TASK DESCRIPTION: Copy out the listing in full, exactly as written, but not its pictures.
* * *
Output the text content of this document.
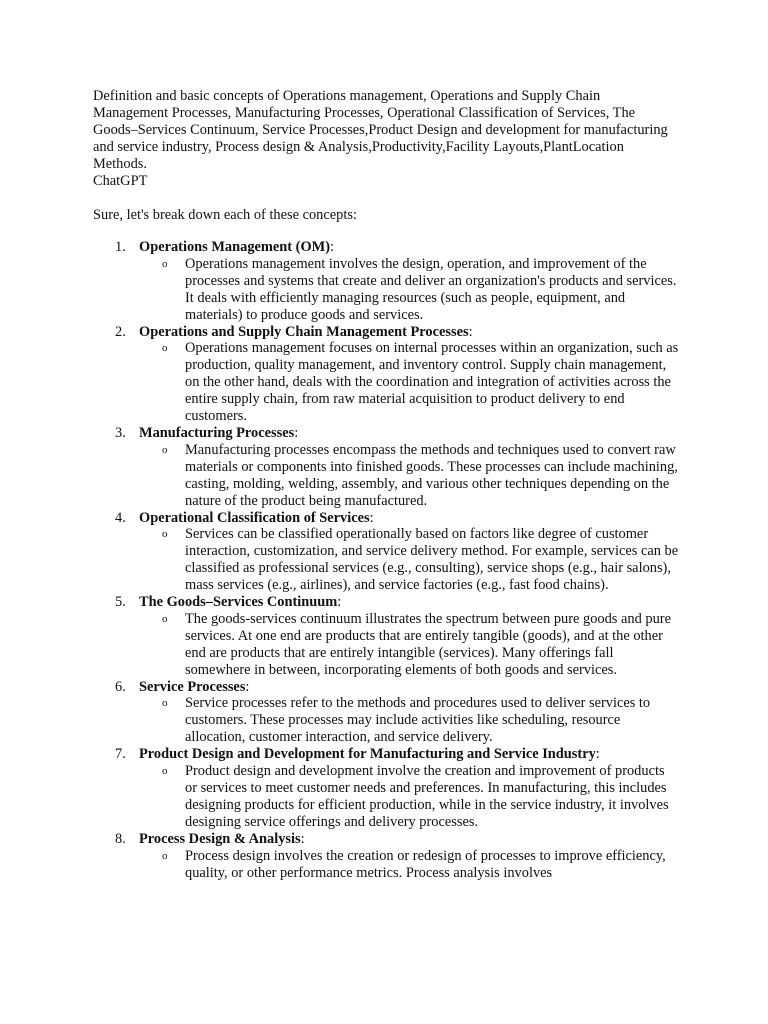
Definition and basic concepts of Operations management, Operations and Supply Chain Management Processes, Manufacturing Processes, Operational Classification of Services, The Goods–Services Continuum, Service Processes,Product Design and development for manufacturing and service industry, Process design & Analysis,Productivity,Facility Layouts,PlantLocation Methods.

ChatGPT

Sure, let's break down each of these concepts:

1. Operations Management (OM):
o Operations management involves the design, operation, and improvement of the processes and systems that create and deliver an organization's products and services. It deals with efficiently managing resources (such as people, equipment, and materials) to produce goods and services.
2. Operations and Supply Chain Management Processes:
o Operations management focuses on internal processes within an organization, such as production, quality management, and inventory control. Supply chain management, on the other hand, deals with the coordination and integration of activities across the entire supply chain, from raw material acquisition to product delivery to end customers.
3. Manufacturing Processes:
o Manufacturing processes encompass the methods and techniques used to convert raw materials or components into finished goods. These processes can include machining, casting, molding, welding, assembly, and various other techniques depending on the nature of the product being manufactured.
4. Operational Classification of Services:
o Services can be classified operationally based on factors like degree of customer interaction, customization, and service delivery method. For example, services can be classified as professional services (e.g., consulting), service shops (e.g., hair salons), mass services (e.g., airlines), and service factories (e.g., fast food chains).
5. The Goods–Services Continuum:
o The goods-services continuum illustrates the spectrum between pure goods and pure services. At one end are products that are entirely tangible (goods), and at the other end are products that are entirely intangible (services). Many offerings fall somewhere in between, incorporating elements of both goods and services.
6. Service Processes:
o Service processes refer to the methods and procedures used to deliver services to customers. These processes may include activities like scheduling, resource allocation, customer interaction, and service delivery.
7. Product Design and Development for Manufacturing and Service Industry:
o Product design and development involve the creation and improvement of products or services to meet customer needs and preferences. In manufacturing, this includes designing products for efficient production, while in the service industry, it involves designing service offerings and delivery processes.
8. Process Design & Analysis:
o Process design involves the creation or redesign of processes to improve efficiency, quality, or other performance metrics. Process analysis involves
* * *
SOLUTION BELOW:
Output the text content of this document.
Definition and basic concepts of Operations management, Operations and Supply Chain Management Processes, Manufacturing Processes, Operational Classification of Services, The Goods–Services Continuum, Service Processes,Product Design and development for manufacturing and service industry, Process design & Analysis,Productivity,Facility Layouts,PlantLocation Methods.

ChatGPT

Sure, let's break down each of these concepts:

1. Operations Management (OM):
o Operations management involves the design, operation, and improvement of the processes and systems that create and deliver an organization's products and services. It deals with efficiently managing resources (such as people, equipment, and materials) to produce goods and services.
2. Operations and Supply Chain Management Processes:
o Operations management focuses on internal processes within an organization, such as production, quality management, and inventory control. Supply chain management, on the other hand, deals with the coordination and integration of activities across the entire supply chain, from raw material acquisition to product delivery to end customers.
3. Manufacturing Processes:
o Manufacturing processes encompass the methods and techniques used to convert raw materials or components into finished goods. These processes can include machining, casting, molding, welding, assembly, and various other techniques depending on the nature of the product being manufactured.
4. Operational Classification of Services:
o Services can be classified operationally based on factors like degree of customer interaction, customization, and service delivery method. For example, services can be classified as professional services (e.g., consulting), service shops (e.g., hair salons), mass services (e.g., airlines), and service factories (e.g., fast food chains).
5. The Goods–Services Continuum:
o The goods-services continuum illustrates the spectrum between pure goods and pure services. At one end are products that are entirely tangible (goods), and at the other end are products that are entirely intangible (services). Many offerings fall somewhere in between, incorporating elements of both goods and services.
6. Service Processes:
o Service processes refer to the methods and procedures used to deliver services to customers. These processes may include activities like scheduling, resource allocation, customer interaction, and service delivery.
7. Product Design and Development for Manufacturing and Service Industry:
o Product design and development involve the creation and improvement of products or services to meet customer needs and preferences. In manufacturing, this includes designing products for efficient production, while in the service industry, it involves designing service offerings and delivery processes.
8. Process Design & Analysis:
o Process design involves the creation or redesign of processes to improve efficiency, quality, or other performance metrics. Process analysis involves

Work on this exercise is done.